■ Work to be completed ■
Quote every line as given.

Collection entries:
-*-*-

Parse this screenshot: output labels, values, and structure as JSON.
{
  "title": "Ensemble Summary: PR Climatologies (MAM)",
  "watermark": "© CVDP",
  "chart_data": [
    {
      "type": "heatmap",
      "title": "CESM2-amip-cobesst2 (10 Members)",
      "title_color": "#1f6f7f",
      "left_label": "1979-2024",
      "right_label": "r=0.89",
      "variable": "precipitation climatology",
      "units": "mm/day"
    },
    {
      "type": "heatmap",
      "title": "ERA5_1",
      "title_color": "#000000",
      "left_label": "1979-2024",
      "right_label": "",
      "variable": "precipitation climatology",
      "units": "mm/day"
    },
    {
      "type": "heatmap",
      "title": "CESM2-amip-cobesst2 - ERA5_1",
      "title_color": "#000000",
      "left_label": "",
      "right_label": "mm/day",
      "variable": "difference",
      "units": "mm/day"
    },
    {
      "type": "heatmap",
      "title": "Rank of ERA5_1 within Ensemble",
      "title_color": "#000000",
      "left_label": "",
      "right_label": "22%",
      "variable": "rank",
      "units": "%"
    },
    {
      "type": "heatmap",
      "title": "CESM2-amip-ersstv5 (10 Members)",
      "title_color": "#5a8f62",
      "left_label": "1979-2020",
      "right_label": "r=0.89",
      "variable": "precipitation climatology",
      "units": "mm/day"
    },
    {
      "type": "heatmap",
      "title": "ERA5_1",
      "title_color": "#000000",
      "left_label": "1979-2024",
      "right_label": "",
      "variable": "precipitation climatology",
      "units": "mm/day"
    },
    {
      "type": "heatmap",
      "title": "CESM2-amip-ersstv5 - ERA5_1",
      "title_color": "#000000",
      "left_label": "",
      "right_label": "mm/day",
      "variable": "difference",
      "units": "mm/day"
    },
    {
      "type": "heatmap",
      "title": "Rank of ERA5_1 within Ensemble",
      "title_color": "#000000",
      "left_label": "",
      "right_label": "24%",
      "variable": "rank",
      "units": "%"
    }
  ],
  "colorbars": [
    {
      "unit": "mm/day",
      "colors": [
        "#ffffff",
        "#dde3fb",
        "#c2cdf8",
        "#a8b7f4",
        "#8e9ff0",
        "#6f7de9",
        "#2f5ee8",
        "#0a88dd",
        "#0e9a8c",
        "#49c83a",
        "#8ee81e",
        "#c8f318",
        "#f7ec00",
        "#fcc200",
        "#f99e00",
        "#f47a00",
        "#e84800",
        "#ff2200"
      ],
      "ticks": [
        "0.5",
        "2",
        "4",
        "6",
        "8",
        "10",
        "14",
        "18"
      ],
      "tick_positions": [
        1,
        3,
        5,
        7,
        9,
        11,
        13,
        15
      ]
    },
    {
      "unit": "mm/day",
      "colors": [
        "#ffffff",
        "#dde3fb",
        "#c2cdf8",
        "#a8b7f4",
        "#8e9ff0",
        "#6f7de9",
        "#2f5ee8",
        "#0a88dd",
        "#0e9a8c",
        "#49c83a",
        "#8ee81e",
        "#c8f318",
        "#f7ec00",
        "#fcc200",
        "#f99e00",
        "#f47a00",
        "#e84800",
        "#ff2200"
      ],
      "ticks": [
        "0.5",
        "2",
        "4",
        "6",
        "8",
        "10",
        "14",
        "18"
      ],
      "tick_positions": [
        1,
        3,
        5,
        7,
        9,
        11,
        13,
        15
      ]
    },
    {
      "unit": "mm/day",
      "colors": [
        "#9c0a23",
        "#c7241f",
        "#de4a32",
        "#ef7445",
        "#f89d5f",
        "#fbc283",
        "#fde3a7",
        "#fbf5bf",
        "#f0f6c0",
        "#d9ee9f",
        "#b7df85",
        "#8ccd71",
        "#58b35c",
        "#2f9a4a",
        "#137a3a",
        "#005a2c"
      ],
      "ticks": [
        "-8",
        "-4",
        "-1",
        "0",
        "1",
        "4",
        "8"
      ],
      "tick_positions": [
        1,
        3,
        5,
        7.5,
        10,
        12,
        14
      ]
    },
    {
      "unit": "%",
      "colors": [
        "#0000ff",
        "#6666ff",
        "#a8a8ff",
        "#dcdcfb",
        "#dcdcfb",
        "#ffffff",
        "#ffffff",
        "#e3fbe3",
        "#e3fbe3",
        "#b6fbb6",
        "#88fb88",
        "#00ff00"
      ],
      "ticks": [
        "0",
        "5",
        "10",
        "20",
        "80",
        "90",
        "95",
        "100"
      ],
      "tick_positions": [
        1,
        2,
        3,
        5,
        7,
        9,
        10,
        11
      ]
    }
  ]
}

-*-*-

■ Answer to the problem ■
Parse this screenshot: output labels, values, and structure as JSON.
{
  "title": "Ensemble Summary: PR Climatologies (MAM)",
  "watermark": "© CVDP",
  "chart_data": [
    {
      "type": "heatmap",
      "title": "CESM2-amip-cobesst2 (10 Members)",
      "title_color": "#1f6f7f",
      "left_label": "1979-2024",
      "right_label": "r=0.89",
      "variable": "precipitation climatology",
      "units": "mm/day"
    },
    {
      "type": "heatmap",
      "title": "ERA5_1",
      "title_color": "#000000",
      "left_label": "1979-2024",
      "right_label": "",
      "variable": "precipitation climatology",
      "units": "mm/day"
    },
    {
      "type": "heatmap",
      "title": "CESM2-amip-cobesst2 - ERA5_1",
      "title_color": "#000000",
      "left_label": "",
      "right_label": "mm/day",
      "variable": "difference",
      "units": "mm/day"
    },
    {
      "type": "heatmap",
      "title": "Rank of ERA5_1 within Ensemble",
      "title_color": "#000000",
      "left_label": "",
      "right_label": "22%",
      "variable": "rank",
      "units": "%"
    },
    {
      "type": "heatmap",
      "title": "CESM2-amip-ersstv5 (10 Members)",
      "title_color": "#5a8f62",
      "left_label": "1979-2020",
      "right_label": "r=0.89",
      "variable": "precipitation climatology",
      "units": "mm/day"
    },
    {
      "type": "heatmap",
      "title": "ERA5_1",
      "title_color": "#000000",
      "left_label": "1979-2024",
      "right_label": "",
      "variable": "precipitation climatology",
      "units": "mm/day"
    },
    {
      "type": "heatmap",
      "title": "CESM2-amip-ersstv5 - ERA5_1",
      "title_color": "#000000",
      "left_label": "",
      "right_label": "mm/day",
      "variable": "difference",
      "units": "mm/day"
    },
    {
      "type": "heatmap",
      "title": "Rank of ERA5_1 within Ensemble",
      "title_color": "#000000",
      "left_label": "",
      "right_label": "24%",
      "variable": "rank",
      "units": "%"
    }
  ],
  "colorbars": [
    {
      "unit": "mm/day",
      "colors": [
        "#ffffff",
        "#dde3fb",
        "#c2cdf8",
        "#a8b7f4",
        "#8e9ff0",
        "#6f7de9",
        "#2f5ee8",
        "#0a88dd",
        "#0e9a8c",
        "#49c83a",
        "#8ee81e",
        "#c8f318",
        "#f7ec00",
        "#fcc200",
        "#f99e00",
        "#f47a00",
        "#e84800",
        "#ff2200"
      ],
      "ticks": [
        "0.5",
        "2",
        "4",
        "6",
        "8",
        "10",
        "14",
        "18"
      ],
      "tick_positions": [
        1,
        3,
        5,
        7,
        9,
        11,
        13,
        15
      ]
    },
    {
      "unit": "mm/day",
      "colors": [
        "#ffffff",
        "#dde3fb",
        "#c2cdf8",
        "#a8b7f4",
        "#8e9ff0",
        "#6f7de9",
        "#2f5ee8",
        "#0a88dd",
        "#0e9a8c",
        "#49c83a",
        "#8ee81e",
        "#c8f318",
        "#f7ec00",
        "#fcc200",
        "#f99e00",
        "#f47a00",
        "#e84800",
        "#ff2200"
      ],
      "ticks": [
        "0.5",
        "2",
        "4",
        "6",
        "8",
        "10",
        "14",
        "18"
      ],
      "tick_positions": [
        1,
        3,
        5,
        7,
        9,
        11,
        13,
        15
      ]
    },
    {
      "unit": "mm/day",
      "colors": [
        "#9c0a23",
        "#c7241f",
        "#de4a32",
        "#ef7445",
        "#f89d5f",
        "#fbc283",
        "#fde3a7",
        "#fbf5bf",
        "#f0f6c0",
        "#d9ee9f",
        "#b7df85",
        "#8ccd71",
        "#58b35c",
        "#2f9a4a",
        "#137a3a",
        "#005a2c"
      ],
      "ticks": [
        "-8",
        "-4",
        "-1",
        "0",
        "1",
        "4",
        "8"
      ],
      "tick_positions": [
        1,
        3,
        5,
        7.5,
        10,
        12,
        14
      ]
    },
    {
      "unit": "%",
      "colors": [
        "#0000ff",
        "#6666ff",
        "#a8a8ff",
        "#dcdcfb",
        "#dcdcfb",
        "#ffffff",
        "#ffffff",
        "#e3fbe3",
        "#e3fbe3",
        "#b6fbb6",
        "#88fb88",
        "#00ff00"
      ],
      "ticks": [
        "0",
        "5",
        "10",
        "20",
        "80",
        "90",
        "95",
        "100"
      ],
      "tick_positions": [
        1,
        2,
        3,
        5,
        7,
        9,
        10,
        11
      ]
    }
  ]
}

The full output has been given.